Copy the material below word for word, starting at the line with "List every element" and ending at the line with "usd-index-line [131, 169, 932, 448]", including both of those lines.

◆ **Page element annotations**
* Start *

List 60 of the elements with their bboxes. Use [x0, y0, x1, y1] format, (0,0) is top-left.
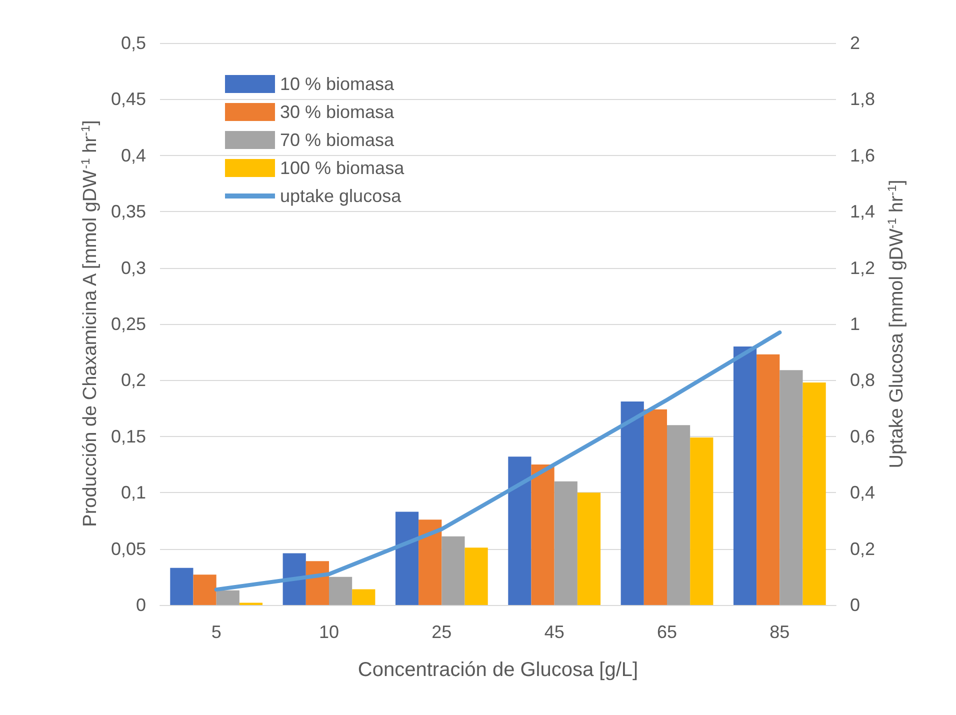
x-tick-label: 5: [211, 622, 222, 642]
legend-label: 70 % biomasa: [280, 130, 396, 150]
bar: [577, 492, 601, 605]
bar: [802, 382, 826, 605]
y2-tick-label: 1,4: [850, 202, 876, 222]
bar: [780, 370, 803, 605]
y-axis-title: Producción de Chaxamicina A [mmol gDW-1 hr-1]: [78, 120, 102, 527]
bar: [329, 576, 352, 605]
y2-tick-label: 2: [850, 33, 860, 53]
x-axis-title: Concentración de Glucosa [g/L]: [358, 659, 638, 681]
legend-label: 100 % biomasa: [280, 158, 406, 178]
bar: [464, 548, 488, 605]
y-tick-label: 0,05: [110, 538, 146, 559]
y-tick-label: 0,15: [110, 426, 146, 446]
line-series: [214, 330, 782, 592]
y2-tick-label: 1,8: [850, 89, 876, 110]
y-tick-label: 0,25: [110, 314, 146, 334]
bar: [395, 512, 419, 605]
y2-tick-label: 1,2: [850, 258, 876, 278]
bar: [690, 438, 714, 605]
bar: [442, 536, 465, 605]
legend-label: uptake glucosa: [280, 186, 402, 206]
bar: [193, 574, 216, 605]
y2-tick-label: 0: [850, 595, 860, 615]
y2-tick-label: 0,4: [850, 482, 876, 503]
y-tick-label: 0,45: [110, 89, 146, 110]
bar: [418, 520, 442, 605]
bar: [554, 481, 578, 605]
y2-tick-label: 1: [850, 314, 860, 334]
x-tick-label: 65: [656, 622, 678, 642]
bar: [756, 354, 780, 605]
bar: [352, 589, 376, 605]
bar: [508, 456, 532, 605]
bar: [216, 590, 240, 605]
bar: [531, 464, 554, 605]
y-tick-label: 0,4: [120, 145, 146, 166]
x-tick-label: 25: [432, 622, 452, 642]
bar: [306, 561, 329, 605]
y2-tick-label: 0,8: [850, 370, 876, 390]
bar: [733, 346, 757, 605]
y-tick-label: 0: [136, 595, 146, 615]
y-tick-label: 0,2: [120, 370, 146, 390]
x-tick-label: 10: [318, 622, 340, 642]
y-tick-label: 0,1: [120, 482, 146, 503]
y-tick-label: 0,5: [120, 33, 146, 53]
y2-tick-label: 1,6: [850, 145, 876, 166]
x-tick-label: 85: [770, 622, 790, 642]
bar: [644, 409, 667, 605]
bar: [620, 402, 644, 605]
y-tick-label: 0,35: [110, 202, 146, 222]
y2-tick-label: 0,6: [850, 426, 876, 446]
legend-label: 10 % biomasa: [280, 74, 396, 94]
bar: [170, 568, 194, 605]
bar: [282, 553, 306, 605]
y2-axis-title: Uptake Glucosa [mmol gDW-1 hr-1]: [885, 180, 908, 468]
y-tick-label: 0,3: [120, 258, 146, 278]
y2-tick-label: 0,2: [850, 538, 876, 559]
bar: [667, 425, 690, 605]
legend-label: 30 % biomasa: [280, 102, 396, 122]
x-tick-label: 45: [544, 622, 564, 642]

* End *
* Start *

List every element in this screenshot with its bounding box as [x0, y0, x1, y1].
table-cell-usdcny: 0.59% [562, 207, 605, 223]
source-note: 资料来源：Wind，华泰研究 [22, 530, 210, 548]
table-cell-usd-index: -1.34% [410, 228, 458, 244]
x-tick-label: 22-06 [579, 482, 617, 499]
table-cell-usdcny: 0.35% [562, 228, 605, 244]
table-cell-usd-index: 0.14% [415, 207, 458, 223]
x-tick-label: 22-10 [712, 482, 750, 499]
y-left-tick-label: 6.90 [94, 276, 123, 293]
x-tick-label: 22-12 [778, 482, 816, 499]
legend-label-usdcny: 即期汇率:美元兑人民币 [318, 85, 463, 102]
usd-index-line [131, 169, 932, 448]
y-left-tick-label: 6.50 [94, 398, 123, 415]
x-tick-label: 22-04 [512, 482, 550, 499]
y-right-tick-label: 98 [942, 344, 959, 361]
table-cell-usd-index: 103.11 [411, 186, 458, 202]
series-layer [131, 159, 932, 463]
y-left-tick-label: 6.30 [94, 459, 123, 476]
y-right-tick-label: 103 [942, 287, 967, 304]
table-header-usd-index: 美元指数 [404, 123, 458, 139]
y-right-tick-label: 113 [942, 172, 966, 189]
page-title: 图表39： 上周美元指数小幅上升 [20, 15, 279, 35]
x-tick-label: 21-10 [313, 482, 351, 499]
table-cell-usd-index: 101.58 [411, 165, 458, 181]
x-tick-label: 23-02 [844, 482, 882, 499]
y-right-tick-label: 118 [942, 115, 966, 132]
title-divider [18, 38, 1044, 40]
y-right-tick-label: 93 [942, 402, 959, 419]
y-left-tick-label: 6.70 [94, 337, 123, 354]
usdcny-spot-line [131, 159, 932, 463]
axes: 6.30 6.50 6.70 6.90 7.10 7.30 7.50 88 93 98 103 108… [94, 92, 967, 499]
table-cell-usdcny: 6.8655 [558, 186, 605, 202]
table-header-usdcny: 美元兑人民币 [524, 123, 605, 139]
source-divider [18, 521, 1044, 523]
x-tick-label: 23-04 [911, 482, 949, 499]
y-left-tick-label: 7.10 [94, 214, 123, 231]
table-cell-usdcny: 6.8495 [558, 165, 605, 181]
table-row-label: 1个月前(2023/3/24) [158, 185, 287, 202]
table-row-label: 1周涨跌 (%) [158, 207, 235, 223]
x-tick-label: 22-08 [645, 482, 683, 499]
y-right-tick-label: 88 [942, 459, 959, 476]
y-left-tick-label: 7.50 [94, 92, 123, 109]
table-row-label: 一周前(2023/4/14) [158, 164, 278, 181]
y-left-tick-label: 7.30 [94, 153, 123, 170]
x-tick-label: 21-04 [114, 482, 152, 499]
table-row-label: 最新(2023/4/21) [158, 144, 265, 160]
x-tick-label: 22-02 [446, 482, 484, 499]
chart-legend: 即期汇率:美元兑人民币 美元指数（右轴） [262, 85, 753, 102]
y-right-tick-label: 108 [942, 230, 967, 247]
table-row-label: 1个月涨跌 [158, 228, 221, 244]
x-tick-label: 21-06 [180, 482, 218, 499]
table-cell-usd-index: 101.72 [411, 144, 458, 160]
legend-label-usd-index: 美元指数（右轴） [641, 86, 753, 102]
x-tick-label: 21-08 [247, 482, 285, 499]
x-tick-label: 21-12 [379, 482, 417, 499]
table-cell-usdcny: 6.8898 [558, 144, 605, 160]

* End *

◆ **RESPONSE TO THE EXERCISE**
List every element in this screenshot with its bounding box as [x0, y0, x1, y1].
table-cell-usdcny: 0.59% [562, 207, 605, 223]
source-note: 资料来源：Wind，华泰研究 [22, 530, 210, 548]
table-cell-usd-index: -1.34% [410, 228, 458, 244]
x-tick-label: 22-06 [579, 482, 617, 499]
table-cell-usdcny: 0.35% [562, 228, 605, 244]
table-cell-usd-index: 0.14% [415, 207, 458, 223]
x-tick-label: 22-10 [712, 482, 750, 499]
y-left-tick-label: 6.90 [94, 276, 123, 293]
x-tick-label: 22-12 [778, 482, 816, 499]
legend-label-usdcny: 即期汇率:美元兑人民币 [318, 85, 463, 102]
usd-index-line [131, 169, 932, 448]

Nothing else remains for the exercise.